- [TÂCHE À RÉALISER A]:
Répondez aux questions suivantes d'après le texte sur les dynasties politiques en Flandre :
(i) Qui a succédé à son père Achille ?
(ii) En Flandre, combien de bourgmestres descendent d'un homme politique ?
(iii) Quelle part des élus flamands dans les différents parlements est le fils ou la fille d'un parlementaire ?
- [TÂCHE À RÉALISER B]: Reproduisez fidèlement le passage du texte sur les dynasties politiques en Flandre qui va de « Plus encore que » à « et les Bush. », ces deux extrémités comprises.

- [TEXTE À LIRE]:
════
Belgique

Chroniqueur à la RTBF

Rédacteur en chef à TV Brussel

Plus encore que dans le passé, la lutte électorale sera dominée en Flandre par des dynasties politiques. Le phénomène n’est pas vraiment nouveau : Mark Eyskens a été l’héritier politique de son père Gaston, Frank Van Acker a succédé à son père Achille. Les dynasties politiques existent aussi à l’étranger, aux Etats-Unis, par exemple, avec les Kennedy et les Bush.

En Communauté française, on connaît également des fils et des filles qui marchent sur les traces de leur père pour devenir parlementaire ou même ministre, mais cela reste l’exception à la règle. En Flandre, c’est devenu normal : un bourgmestre sur quatre est descendant d’un homme politique. Dans les familles qui dominent les partis politiques, la succession devient un privilège garanti pour plus d’une génération : Maya Detiège, fille de Leona Detiège, fille de Frans Detiège. Actuellement, dix pour cent des élus flamands dans les différents parlements sont le fils ou la fille d’un parlementaire. Et quand on parcourt les listes des élections du 7 juin, on constate que la tendance se renforce. Les Tom Dehaene, Bruno Tobback, Freya Vandenbossche et Marleen Vanderpoorten pourraient bien être rejoints par bon nombre d’homologues. Pour ne citer que quelques exemples : Herman Decroo a un fils et une fille sur les listes. Peter, le fils d’Herman Van Rompuy, se trouve en bonne position en Brabant flamand.
════
[Enregistrements extraits]
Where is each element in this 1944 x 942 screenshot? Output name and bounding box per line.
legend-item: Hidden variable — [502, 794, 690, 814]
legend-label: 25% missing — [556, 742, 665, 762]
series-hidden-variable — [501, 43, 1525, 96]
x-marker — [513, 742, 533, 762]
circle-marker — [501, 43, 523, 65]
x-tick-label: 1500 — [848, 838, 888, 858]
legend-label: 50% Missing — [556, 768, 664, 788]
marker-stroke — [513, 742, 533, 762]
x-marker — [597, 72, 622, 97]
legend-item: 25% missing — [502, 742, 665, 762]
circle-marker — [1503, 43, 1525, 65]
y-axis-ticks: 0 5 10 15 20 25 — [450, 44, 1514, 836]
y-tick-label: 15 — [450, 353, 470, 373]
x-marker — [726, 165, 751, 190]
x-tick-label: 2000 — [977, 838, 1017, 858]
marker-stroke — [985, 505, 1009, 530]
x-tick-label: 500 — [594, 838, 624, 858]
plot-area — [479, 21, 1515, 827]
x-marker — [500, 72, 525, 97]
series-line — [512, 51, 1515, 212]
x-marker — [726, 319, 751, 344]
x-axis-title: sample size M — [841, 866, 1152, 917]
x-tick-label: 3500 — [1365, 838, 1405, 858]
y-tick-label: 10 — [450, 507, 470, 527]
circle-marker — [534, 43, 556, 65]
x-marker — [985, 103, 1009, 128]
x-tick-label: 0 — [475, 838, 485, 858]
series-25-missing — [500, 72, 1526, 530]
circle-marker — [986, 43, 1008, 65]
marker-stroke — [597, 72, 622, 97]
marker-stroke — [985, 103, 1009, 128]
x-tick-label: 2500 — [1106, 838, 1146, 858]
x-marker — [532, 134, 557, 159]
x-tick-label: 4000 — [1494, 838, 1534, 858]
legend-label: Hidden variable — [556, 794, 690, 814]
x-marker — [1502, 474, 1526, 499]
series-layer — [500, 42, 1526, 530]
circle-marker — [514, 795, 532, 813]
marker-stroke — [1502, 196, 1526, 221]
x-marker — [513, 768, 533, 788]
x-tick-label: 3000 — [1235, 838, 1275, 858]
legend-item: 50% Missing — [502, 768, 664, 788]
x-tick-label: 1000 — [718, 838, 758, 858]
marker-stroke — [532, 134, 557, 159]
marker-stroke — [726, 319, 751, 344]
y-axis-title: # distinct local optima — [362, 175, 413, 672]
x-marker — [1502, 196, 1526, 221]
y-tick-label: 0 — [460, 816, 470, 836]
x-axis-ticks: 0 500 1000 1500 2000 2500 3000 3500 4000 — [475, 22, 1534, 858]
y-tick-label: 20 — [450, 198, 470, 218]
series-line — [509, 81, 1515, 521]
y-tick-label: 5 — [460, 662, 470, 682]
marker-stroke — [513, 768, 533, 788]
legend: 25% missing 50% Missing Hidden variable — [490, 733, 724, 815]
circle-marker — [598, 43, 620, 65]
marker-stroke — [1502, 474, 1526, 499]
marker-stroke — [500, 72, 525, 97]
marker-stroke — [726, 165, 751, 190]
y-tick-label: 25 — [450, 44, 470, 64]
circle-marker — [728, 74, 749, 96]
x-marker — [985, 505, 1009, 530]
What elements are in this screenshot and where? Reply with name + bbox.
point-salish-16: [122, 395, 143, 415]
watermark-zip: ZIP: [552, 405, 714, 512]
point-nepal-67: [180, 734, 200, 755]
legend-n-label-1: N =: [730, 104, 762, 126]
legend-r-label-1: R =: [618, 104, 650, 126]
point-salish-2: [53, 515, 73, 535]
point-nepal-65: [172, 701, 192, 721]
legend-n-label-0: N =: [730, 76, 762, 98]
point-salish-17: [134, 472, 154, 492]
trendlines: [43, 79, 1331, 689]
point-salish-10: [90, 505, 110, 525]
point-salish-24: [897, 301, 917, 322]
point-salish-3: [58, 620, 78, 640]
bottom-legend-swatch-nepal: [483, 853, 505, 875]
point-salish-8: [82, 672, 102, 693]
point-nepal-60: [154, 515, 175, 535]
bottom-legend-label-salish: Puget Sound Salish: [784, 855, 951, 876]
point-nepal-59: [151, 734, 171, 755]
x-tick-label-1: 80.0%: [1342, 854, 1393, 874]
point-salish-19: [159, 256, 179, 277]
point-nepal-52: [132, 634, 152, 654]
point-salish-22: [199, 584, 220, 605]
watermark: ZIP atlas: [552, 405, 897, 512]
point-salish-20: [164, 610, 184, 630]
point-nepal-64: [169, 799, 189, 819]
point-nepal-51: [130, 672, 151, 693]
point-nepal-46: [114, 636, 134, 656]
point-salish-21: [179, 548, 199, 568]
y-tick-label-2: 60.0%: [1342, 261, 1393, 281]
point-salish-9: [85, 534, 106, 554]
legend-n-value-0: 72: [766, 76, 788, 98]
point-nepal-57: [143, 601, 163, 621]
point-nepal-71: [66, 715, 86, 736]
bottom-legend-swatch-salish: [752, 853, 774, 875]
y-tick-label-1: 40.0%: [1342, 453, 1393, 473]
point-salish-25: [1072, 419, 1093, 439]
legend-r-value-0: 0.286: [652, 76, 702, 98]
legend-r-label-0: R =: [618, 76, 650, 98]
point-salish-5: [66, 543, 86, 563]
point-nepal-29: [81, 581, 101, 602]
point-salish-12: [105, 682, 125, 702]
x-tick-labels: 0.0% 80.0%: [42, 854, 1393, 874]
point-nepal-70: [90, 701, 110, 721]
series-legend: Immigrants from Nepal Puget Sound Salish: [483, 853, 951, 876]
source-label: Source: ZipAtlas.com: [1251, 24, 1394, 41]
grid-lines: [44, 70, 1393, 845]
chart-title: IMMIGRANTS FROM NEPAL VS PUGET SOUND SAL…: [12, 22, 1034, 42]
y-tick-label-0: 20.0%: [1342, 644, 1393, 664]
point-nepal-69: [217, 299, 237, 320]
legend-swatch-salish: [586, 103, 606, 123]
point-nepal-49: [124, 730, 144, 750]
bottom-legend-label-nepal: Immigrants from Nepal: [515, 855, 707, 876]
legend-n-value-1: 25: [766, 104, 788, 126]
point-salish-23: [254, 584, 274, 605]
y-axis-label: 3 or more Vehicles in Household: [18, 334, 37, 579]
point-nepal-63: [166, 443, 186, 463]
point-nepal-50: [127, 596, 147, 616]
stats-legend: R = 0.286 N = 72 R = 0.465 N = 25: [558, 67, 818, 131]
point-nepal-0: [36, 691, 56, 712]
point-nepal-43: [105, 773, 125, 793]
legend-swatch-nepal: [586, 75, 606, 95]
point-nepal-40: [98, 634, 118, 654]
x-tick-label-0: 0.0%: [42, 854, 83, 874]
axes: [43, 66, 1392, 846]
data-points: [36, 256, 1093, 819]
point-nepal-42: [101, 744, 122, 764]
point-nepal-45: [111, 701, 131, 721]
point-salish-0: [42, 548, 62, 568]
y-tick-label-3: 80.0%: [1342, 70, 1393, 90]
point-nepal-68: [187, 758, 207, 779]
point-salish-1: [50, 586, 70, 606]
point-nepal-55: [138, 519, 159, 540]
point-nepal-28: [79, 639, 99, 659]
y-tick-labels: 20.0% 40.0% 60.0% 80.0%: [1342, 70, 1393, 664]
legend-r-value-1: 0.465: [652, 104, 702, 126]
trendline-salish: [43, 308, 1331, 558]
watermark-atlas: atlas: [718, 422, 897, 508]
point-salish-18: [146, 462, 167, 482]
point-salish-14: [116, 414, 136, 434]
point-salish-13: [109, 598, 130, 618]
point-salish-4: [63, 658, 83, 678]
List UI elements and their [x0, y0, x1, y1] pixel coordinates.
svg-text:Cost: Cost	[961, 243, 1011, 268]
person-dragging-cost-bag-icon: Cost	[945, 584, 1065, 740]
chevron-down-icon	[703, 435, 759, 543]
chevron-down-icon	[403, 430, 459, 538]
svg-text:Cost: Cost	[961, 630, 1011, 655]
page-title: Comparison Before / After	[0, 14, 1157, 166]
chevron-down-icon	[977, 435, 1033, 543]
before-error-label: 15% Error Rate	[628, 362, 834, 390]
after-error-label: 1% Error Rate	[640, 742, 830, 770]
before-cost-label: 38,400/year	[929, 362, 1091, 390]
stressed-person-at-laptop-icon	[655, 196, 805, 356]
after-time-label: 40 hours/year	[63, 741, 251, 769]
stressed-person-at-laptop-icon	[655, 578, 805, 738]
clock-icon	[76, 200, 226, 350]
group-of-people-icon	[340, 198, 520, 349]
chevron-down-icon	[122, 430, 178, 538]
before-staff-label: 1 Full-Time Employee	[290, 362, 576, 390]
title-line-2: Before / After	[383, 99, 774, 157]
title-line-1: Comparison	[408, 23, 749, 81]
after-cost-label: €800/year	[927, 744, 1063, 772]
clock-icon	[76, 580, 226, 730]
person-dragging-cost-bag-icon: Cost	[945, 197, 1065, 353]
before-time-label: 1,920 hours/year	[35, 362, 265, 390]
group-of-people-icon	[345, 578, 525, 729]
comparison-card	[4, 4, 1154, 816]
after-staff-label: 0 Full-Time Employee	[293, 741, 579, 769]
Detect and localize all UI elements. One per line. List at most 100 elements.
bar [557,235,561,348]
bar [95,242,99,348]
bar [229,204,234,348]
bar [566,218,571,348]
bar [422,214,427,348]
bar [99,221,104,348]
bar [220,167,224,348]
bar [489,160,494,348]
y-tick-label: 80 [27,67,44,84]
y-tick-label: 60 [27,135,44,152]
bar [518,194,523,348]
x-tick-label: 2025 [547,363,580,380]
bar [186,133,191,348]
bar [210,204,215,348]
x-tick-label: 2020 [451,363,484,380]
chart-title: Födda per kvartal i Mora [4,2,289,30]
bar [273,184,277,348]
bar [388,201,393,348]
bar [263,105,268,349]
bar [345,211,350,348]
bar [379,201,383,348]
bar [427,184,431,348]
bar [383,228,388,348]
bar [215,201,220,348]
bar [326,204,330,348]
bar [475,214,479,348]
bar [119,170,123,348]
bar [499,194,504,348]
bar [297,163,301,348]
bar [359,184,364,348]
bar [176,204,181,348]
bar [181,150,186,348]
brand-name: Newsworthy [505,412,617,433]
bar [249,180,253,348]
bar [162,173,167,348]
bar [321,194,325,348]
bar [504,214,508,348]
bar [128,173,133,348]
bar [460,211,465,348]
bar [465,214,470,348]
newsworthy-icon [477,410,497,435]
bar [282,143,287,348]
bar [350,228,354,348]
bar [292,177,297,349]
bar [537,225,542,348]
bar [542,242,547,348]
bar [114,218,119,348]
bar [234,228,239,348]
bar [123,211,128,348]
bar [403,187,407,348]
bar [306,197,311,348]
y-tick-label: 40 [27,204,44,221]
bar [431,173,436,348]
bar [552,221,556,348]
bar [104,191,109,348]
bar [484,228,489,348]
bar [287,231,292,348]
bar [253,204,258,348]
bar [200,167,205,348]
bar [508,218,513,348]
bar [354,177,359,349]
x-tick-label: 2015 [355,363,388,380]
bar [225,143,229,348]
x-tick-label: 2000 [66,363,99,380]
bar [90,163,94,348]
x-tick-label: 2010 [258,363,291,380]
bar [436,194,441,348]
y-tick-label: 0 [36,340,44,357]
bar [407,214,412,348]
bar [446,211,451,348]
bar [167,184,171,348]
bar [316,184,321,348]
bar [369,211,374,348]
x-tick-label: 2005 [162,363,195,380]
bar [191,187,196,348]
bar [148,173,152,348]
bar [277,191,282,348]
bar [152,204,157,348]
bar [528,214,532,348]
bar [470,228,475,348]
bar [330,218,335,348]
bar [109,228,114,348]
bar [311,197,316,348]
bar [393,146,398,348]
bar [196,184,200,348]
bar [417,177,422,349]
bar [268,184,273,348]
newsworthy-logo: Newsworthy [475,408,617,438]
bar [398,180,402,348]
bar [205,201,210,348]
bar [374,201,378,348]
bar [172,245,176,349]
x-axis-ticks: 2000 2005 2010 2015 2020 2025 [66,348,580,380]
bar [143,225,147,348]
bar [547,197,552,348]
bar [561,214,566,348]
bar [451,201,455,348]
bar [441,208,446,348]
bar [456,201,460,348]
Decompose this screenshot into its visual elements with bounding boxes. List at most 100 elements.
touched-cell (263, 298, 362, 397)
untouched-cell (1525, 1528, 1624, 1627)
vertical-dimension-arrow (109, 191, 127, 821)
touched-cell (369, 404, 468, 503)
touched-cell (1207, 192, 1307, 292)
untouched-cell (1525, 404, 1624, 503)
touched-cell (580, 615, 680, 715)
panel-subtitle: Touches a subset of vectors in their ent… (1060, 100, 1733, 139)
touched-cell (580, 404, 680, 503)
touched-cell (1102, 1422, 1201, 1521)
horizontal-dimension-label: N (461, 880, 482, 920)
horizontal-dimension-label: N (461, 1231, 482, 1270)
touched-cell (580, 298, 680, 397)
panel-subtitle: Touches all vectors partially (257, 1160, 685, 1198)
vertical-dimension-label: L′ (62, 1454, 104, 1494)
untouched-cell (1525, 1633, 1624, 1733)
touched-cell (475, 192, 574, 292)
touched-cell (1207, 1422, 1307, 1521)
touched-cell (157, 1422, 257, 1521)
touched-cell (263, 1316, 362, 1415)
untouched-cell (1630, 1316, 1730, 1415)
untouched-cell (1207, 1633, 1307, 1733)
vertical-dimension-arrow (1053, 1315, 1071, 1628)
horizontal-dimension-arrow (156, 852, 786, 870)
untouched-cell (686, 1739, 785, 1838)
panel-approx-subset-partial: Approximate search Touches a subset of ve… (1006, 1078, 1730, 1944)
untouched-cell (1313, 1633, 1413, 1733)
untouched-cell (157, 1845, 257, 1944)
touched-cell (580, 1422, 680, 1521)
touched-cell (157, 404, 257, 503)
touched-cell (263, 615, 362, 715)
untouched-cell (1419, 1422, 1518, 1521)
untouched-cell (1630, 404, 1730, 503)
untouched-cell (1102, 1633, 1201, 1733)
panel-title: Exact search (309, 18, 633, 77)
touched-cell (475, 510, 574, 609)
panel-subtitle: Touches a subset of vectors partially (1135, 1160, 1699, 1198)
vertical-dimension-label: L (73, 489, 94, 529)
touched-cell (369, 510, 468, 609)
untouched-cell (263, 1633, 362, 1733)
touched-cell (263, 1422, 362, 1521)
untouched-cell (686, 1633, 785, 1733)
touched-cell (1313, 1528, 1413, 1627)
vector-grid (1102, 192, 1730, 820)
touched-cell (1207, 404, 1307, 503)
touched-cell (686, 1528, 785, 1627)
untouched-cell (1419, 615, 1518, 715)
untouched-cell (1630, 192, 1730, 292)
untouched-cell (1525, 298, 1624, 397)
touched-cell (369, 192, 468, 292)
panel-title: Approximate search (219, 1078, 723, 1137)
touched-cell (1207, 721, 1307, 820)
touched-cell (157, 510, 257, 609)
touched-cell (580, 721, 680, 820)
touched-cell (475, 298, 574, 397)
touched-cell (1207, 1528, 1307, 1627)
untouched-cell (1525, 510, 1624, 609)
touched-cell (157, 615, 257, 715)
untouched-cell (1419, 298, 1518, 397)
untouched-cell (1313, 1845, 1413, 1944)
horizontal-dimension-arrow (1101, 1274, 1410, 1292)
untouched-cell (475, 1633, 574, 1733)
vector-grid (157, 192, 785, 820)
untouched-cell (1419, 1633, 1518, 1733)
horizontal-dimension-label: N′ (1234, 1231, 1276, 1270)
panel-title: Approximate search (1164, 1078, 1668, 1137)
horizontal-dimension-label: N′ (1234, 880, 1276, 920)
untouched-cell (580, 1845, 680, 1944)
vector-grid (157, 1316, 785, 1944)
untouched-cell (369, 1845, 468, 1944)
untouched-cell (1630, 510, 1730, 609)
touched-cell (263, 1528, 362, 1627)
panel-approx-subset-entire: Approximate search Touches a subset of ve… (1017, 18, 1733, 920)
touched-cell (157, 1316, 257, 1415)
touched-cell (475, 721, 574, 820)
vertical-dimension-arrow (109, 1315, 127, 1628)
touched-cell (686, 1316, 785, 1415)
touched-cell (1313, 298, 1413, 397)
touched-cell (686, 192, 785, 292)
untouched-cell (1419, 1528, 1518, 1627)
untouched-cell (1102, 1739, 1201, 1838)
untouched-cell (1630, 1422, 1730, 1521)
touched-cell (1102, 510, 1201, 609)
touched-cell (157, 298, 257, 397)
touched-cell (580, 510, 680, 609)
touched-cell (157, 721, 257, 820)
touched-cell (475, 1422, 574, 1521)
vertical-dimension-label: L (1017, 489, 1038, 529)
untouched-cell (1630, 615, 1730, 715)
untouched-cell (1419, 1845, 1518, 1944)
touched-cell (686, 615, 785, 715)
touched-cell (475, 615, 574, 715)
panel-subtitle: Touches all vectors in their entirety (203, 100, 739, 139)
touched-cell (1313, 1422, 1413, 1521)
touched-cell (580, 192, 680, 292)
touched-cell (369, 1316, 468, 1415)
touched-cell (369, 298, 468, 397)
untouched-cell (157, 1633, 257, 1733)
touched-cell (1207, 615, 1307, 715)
════
- [CORRIGÉ DÉTAILLÉ A]:
(i) Frank Van Acker.
(ii) Un bourgmestre sur quatre.
(iii) Dix pour cent.

- [CORRIGÉ DÉTAILLÉ B]:
Plus encore que dans le passé, la lutte électorale sera dominée en Flandre par des dynasties politiques. Le phénomène n’est pas vraiment nouveau : Mark Eyskens a été l’héritier politique de son père Gaston, Frank Van Acker a succédé à son père Achille. Les dynasties politiques existent aussi à l’étranger, aux Etats-Unis, par exemple, avec les Kennedy et les Bush.